■ Collected data entries
▬▬▬

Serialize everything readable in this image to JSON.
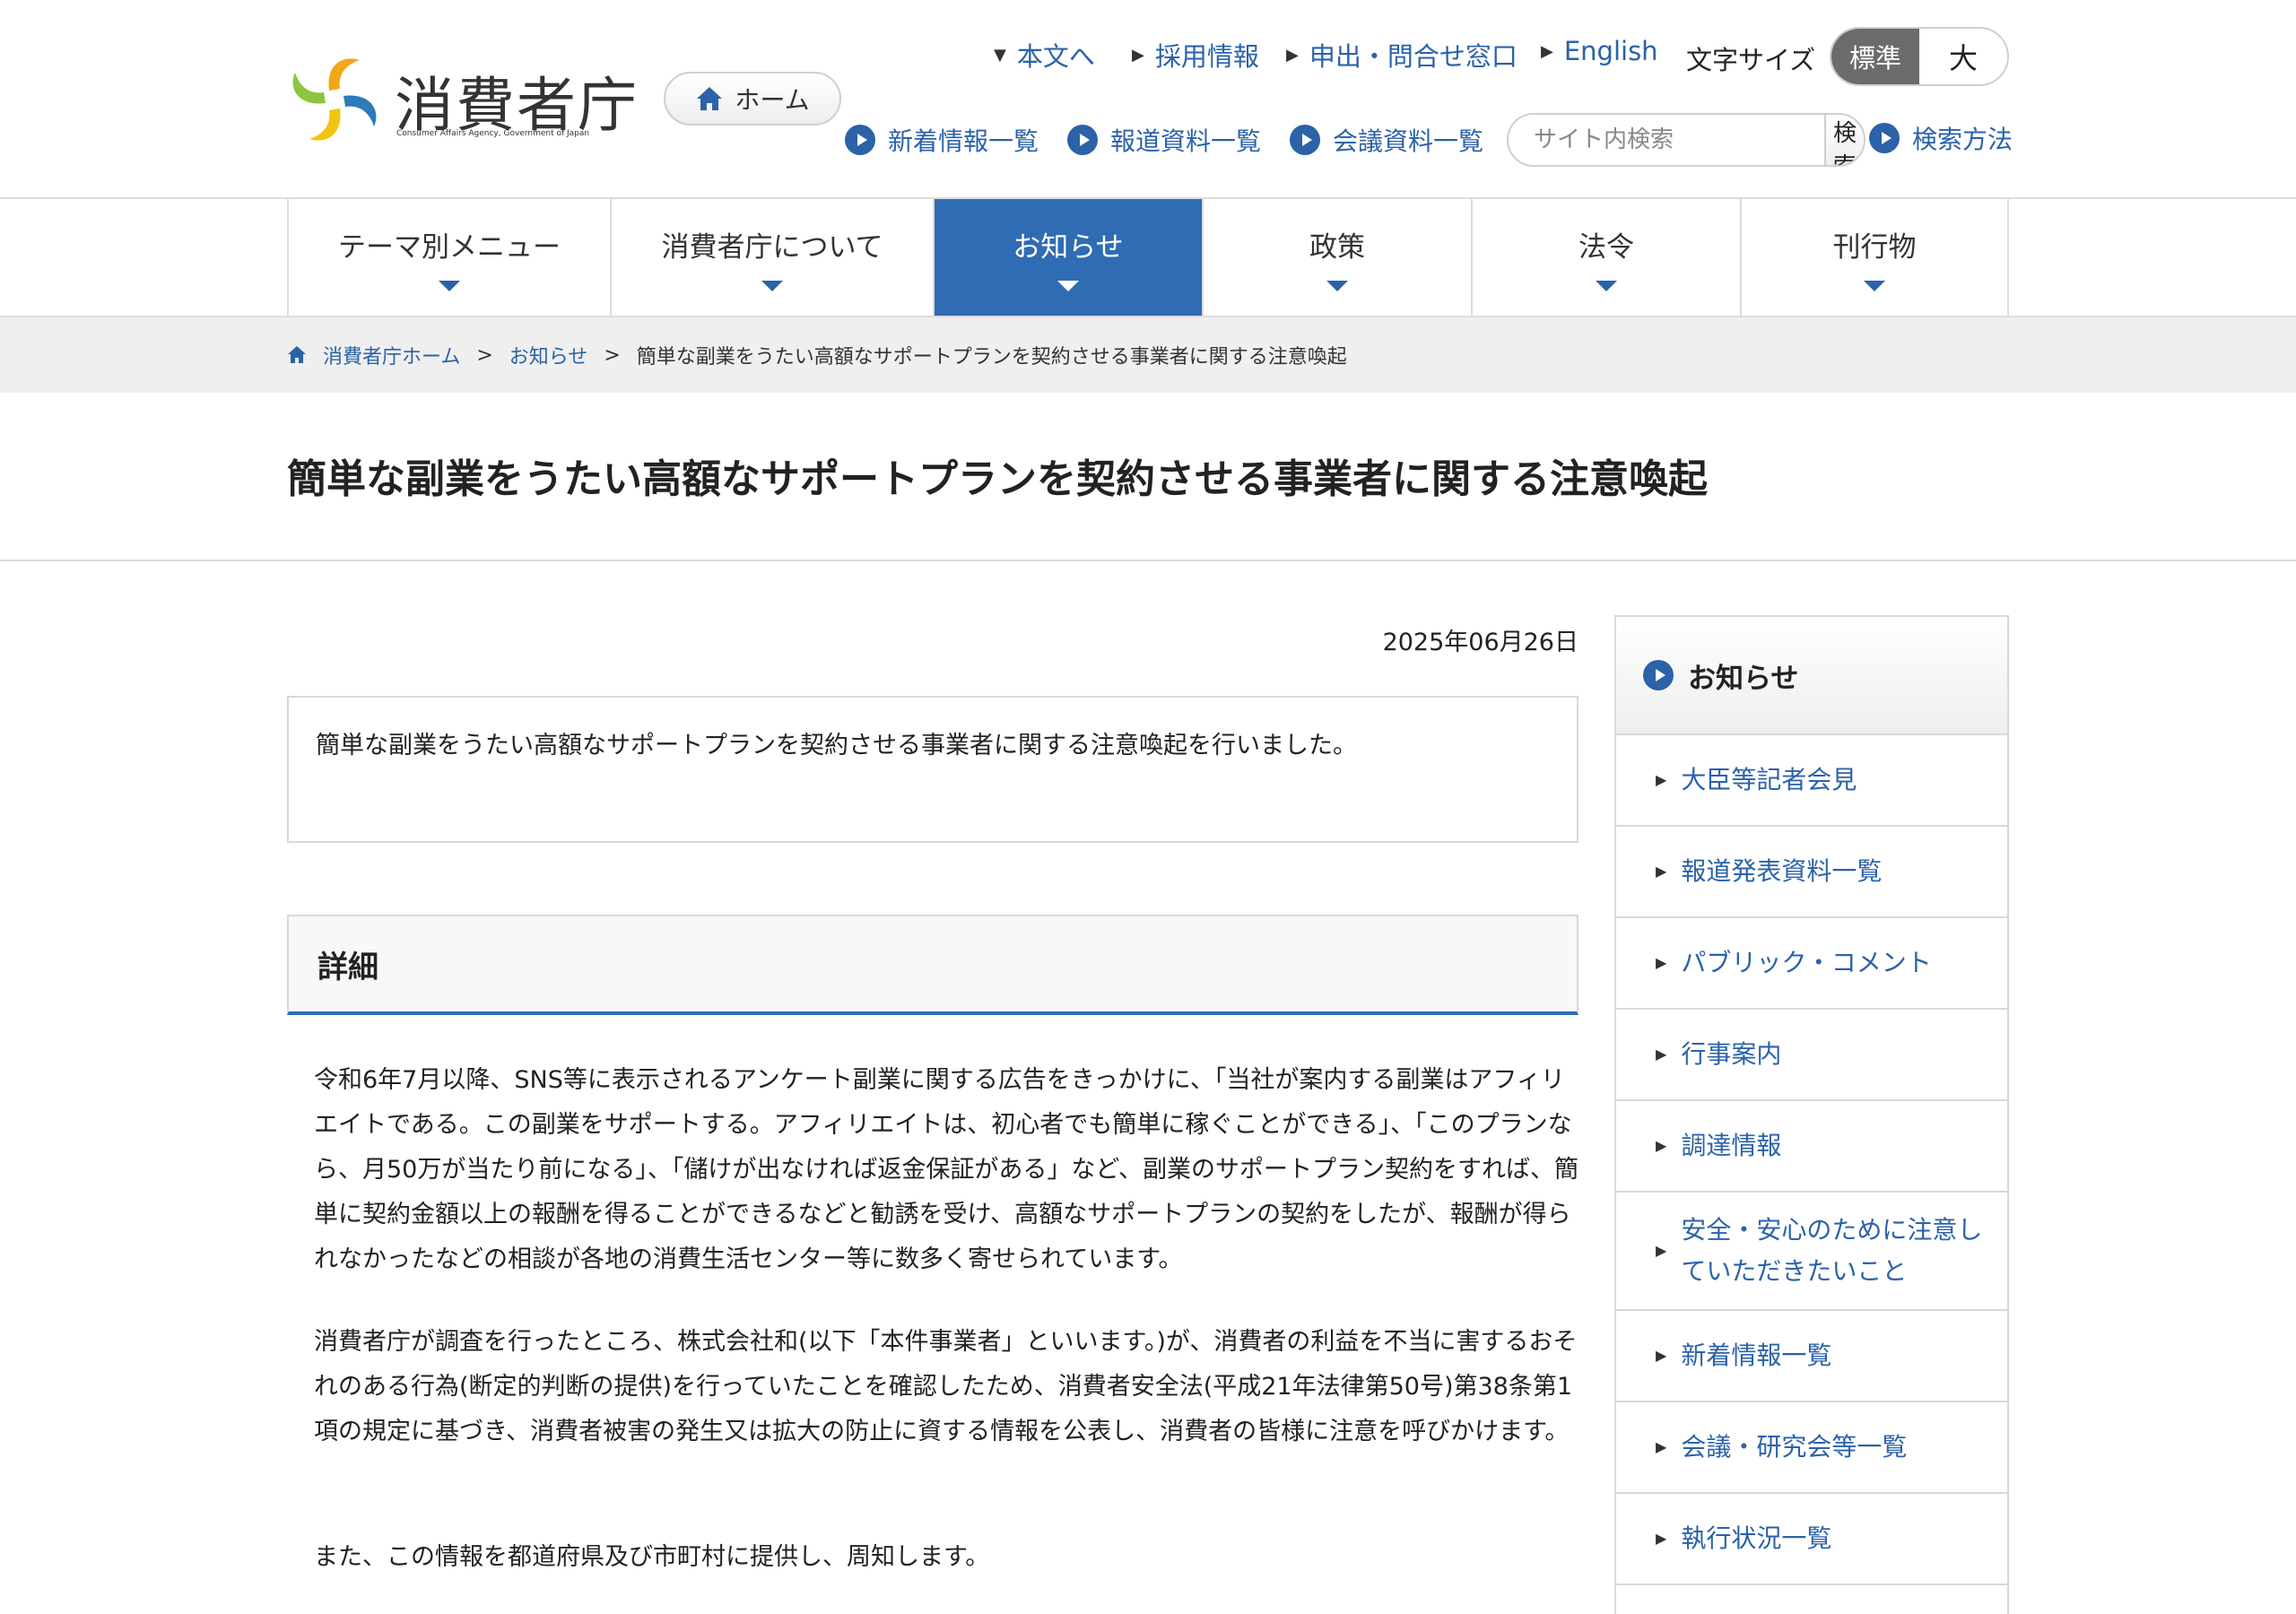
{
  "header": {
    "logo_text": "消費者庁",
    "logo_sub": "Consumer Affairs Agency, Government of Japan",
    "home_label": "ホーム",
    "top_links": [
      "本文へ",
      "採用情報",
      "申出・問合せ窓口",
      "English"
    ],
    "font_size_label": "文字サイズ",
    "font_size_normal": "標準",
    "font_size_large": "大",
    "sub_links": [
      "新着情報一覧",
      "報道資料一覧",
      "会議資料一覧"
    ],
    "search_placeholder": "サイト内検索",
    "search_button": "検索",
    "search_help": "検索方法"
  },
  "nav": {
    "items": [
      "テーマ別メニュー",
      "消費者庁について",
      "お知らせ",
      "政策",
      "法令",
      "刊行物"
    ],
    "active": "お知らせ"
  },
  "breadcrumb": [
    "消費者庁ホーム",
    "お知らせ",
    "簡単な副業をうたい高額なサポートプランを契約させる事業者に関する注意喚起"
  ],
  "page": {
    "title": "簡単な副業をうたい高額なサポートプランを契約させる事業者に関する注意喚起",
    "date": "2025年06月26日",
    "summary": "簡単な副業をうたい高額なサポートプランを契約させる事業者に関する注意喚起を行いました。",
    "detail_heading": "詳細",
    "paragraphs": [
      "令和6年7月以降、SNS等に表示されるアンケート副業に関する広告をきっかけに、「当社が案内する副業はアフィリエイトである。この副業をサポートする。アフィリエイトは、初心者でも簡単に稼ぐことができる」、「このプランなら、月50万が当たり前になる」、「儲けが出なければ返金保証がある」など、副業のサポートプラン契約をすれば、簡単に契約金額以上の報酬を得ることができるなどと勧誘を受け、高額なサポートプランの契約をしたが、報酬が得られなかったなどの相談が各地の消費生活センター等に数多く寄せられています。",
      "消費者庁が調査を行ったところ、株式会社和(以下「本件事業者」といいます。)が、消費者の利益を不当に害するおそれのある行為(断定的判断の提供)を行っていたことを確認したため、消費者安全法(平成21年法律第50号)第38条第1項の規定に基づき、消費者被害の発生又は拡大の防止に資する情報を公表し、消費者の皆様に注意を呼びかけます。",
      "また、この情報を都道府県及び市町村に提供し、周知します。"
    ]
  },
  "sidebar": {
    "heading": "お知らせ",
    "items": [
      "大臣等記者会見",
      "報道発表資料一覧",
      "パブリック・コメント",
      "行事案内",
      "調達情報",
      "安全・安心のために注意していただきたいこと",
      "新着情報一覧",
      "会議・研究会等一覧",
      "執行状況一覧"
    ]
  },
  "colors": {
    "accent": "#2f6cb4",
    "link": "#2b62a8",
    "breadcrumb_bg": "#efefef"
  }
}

▬▬▬

■ What the task requires
Pictures excluded, quote all the data above exactly.

■ Correct answer
Serialize everything readable in this image to JSON.
{
  "header": {
    "logo_text": "消費者庁",
    "logo_sub": "Consumer Affairs Agency, Government of Japan",
    "home_label": "ホーム",
    "top_links": [
      "本文へ",
      "採用情報",
      "申出・問合せ窓口",
      "English"
    ],
    "font_size_label": "文字サイズ",
    "font_size_normal": "標準",
    "font_size_large": "大",
    "sub_links": [
      "新着情報一覧",
      "報道資料一覧",
      "会議資料一覧"
    ],
    "search_placeholder": "サイト内検索",
    "search_button": "検索",
    "search_help": "検索方法"
  },
  "nav": {
    "items": [
      "テーマ別メニュー",
      "消費者庁について",
      "お知らせ",
      "政策",
      "法令",
      "刊行物"
    ],
    "active": "お知らせ"
  },
  "breadcrumb": [
    "消費者庁ホーム",
    "お知らせ",
    "簡単な副業をうたい高額なサポートプランを契約させる事業者に関する注意喚起"
  ],
  "page": {
    "title": "簡単な副業をうたい高額なサポートプランを契約させる事業者に関する注意喚起",
    "date": "2025年06月26日",
    "summary": "簡単な副業をうたい高額なサポートプランを契約させる事業者に関する注意喚起を行いました。",
    "detail_heading": "詳細",
    "paragraphs": [
      "令和6年7月以降、SNS等に表示されるアンケート副業に関する広告をきっかけに、「当社が案内する副業はアフィリエイトである。この副業をサポートする。アフィリエイトは、初心者でも簡単に稼ぐことができる」、「このプランなら、月50万が当たり前になる」、「儲けが出なければ返金保証がある」など、副業のサポートプラン契約をすれば、簡単に契約金額以上の報酬を得ることができるなどと勧誘を受け、高額なサポートプランの契約をしたが、報酬が得られなかったなどの相談が各地の消費生活センター等に数多く寄せられています。",
      "消費者庁が調査を行ったところ、株式会社和(以下「本件事業者」といいます。)が、消費者の利益を不当に害するおそれのある行為(断定的判断の提供)を行っていたことを確認したため、消費者安全法(平成21年法律第50号)第38条第1項の規定に基づき、消費者被害の発生又は拡大の防止に資する情報を公表し、消費者の皆様に注意を呼びかけます。",
      "また、この情報を都道府県及び市町村に提供し、周知します。"
    ]
  },
  "sidebar": {
    "heading": "お知らせ",
    "items": [
      "大臣等記者会見",
      "報道発表資料一覧",
      "パブリック・コメント",
      "行事案内",
      "調達情報",
      "安全・安心のために注意していただきたいこと",
      "新着情報一覧",
      "会議・研究会等一覧",
      "執行状況一覧"
    ]
  },
  "colors": {
    "accent": "#2f6cb4",
    "link": "#2b62a8",
    "breadcrumb_bg": "#efefef"
  }
}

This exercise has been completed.